REQUIREMENTS:
Reproduce all entries precisely, down to the last character.

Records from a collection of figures

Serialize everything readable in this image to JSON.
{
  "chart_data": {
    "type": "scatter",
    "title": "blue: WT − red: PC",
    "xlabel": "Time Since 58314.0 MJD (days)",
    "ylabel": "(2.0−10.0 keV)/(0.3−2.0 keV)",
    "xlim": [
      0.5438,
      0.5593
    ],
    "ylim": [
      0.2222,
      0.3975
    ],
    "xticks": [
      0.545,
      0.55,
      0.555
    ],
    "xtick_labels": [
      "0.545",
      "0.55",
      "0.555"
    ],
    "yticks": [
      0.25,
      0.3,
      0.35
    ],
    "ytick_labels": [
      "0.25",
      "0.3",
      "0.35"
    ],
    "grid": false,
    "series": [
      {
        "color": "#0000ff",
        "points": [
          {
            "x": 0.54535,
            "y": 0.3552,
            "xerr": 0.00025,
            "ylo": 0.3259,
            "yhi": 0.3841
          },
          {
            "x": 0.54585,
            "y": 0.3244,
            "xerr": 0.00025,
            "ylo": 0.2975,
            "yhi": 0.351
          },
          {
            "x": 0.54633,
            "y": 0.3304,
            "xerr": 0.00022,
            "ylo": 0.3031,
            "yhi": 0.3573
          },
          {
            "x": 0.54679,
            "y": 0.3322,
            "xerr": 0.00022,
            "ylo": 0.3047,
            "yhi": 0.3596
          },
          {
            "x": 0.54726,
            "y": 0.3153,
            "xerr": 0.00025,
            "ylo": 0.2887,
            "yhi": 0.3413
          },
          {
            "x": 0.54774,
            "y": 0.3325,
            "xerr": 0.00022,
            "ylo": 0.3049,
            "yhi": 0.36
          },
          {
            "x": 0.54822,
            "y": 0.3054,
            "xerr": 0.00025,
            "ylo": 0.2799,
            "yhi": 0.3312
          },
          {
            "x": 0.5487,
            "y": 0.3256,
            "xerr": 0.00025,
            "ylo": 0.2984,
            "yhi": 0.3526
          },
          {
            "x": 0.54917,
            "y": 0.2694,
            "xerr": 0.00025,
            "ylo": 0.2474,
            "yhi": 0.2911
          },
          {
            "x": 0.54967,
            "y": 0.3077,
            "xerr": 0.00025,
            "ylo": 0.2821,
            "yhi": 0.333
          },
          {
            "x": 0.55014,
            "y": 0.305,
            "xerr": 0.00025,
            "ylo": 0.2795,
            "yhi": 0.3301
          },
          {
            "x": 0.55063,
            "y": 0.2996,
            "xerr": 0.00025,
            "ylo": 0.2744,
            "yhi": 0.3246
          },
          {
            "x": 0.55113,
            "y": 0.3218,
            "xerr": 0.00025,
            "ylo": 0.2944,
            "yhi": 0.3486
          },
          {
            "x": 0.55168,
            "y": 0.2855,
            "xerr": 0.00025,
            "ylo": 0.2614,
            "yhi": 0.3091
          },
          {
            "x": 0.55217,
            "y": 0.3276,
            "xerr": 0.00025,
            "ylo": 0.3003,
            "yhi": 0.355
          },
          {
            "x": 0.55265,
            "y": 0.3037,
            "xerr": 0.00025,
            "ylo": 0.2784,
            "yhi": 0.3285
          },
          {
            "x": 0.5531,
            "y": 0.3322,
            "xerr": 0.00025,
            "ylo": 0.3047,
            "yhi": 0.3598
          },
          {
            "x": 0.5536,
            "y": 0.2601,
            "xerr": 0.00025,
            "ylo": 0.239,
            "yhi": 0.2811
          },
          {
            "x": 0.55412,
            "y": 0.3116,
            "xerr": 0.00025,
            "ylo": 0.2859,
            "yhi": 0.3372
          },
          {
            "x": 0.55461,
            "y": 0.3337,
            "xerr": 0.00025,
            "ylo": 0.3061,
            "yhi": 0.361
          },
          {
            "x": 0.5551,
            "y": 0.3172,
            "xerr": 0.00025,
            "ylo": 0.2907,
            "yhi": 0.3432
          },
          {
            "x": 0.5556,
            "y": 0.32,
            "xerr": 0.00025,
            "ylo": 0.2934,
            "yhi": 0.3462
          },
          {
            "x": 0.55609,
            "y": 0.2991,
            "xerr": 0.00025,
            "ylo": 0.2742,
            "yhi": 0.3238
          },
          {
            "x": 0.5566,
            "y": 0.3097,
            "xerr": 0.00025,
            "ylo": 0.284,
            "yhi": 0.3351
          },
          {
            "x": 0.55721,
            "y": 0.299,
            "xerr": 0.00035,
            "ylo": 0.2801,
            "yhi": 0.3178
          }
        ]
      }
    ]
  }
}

EXERCISE ANSWER:
Serialize everything readable in this image to JSON.
{
  "chart_data": {
    "type": "scatter",
    "title": "blue: WT − red: PC",
    "xlabel": "Time Since 58314.0 MJD (days)",
    "ylabel": "(2.0−10.0 keV)/(0.3−2.0 keV)",
    "xlim": [
      0.5438,
      0.5593
    ],
    "ylim": [
      0.2222,
      0.3975
    ],
    "xticks": [
      0.545,
      0.55,
      0.555
    ],
    "xtick_labels": [
      "0.545",
      "0.55",
      "0.555"
    ],
    "yticks": [
      0.25,
      0.3,
      0.35
    ],
    "ytick_labels": [
      "0.25",
      "0.3",
      "0.35"
    ],
    "grid": false,
    "series": [
      {
        "color": "#0000ff",
        "points": [
          {
            "x": 0.54535,
            "y": 0.3552,
            "xerr": 0.00025,
            "ylo": 0.3259,
            "yhi": 0.3841
          },
          {
            "x": 0.54585,
            "y": 0.3244,
            "xerr": 0.00025,
            "ylo": 0.2975,
            "yhi": 0.351
          },
          {
            "x": 0.54633,
            "y": 0.3304,
            "xerr": 0.00022,
            "ylo": 0.3031,
            "yhi": 0.3573
          },
          {
            "x": 0.54679,
            "y": 0.3322,
            "xerr": 0.00022,
            "ylo": 0.3047,
            "yhi": 0.3596
          },
          {
            "x": 0.54726,
            "y": 0.3153,
            "xerr": 0.00025,
            "ylo": 0.2887,
            "yhi": 0.3413
          },
          {
            "x": 0.54774,
            "y": 0.3325,
            "xerr": 0.00022,
            "ylo": 0.3049,
            "yhi": 0.36
          },
          {
            "x": 0.54822,
            "y": 0.3054,
            "xerr": 0.00025,
            "ylo": 0.2799,
            "yhi": 0.3312
          },
          {
            "x": 0.5487,
            "y": 0.3256,
            "xerr": 0.00025,
            "ylo": 0.2984,
            "yhi": 0.3526
          },
          {
            "x": 0.54917,
            "y": 0.2694,
            "xerr": 0.00025,
            "ylo": 0.2474,
            "yhi": 0.2911
          },
          {
            "x": 0.54967,
            "y": 0.3077,
            "xerr": 0.00025,
            "ylo": 0.2821,
            "yhi": 0.333
          },
          {
            "x": 0.55014,
            "y": 0.305,
            "xerr": 0.00025,
            "ylo": 0.2795,
            "yhi": 0.3301
          },
          {
            "x": 0.55063,
            "y": 0.2996,
            "xerr": 0.00025,
            "ylo": 0.2744,
            "yhi": 0.3246
          },
          {
            "x": 0.55113,
            "y": 0.3218,
            "xerr": 0.00025,
            "ylo": 0.2944,
            "yhi": 0.3486
          },
          {
            "x": 0.55168,
            "y": 0.2855,
            "xerr": 0.00025,
            "ylo": 0.2614,
            "yhi": 0.3091
          },
          {
            "x": 0.55217,
            "y": 0.3276,
            "xerr": 0.00025,
            "ylo": 0.3003,
            "yhi": 0.355
          },
          {
            "x": 0.55265,
            "y": 0.3037,
            "xerr": 0.00025,
            "ylo": 0.2784,
            "yhi": 0.3285
          },
          {
            "x": 0.5531,
            "y": 0.3322,
            "xerr": 0.00025,
            "ylo": 0.3047,
            "yhi": 0.3598
          },
          {
            "x": 0.5536,
            "y": 0.2601,
            "xerr": 0.00025,
            "ylo": 0.239,
            "yhi": 0.2811
          },
          {
            "x": 0.55412,
            "y": 0.3116,
            "xerr": 0.00025,
            "ylo": 0.2859,
            "yhi": 0.3372
          },
          {
            "x": 0.55461,
            "y": 0.3337,
            "xerr": 0.00025,
            "ylo": 0.3061,
            "yhi": 0.361
          },
          {
            "x": 0.5551,
            "y": 0.3172,
            "xerr": 0.00025,
            "ylo": 0.2907,
            "yhi": 0.3432
          },
          {
            "x": 0.5556,
            "y": 0.32,
            "xerr": 0.00025,
            "ylo": 0.2934,
            "yhi": 0.3462
          },
          {
            "x": 0.55609,
            "y": 0.2991,
            "xerr": 0.00025,
            "ylo": 0.2742,
            "yhi": 0.3238
          },
          {
            "x": 0.5566,
            "y": 0.3097,
            "xerr": 0.00025,
            "ylo": 0.284,
            "yhi": 0.3351
          },
          {
            "x": 0.55721,
            "y": 0.299,
            "xerr": 0.00035,
            "ylo": 0.2801,
            "yhi": 0.3178
          }
        ]
      }
    ]
  }
}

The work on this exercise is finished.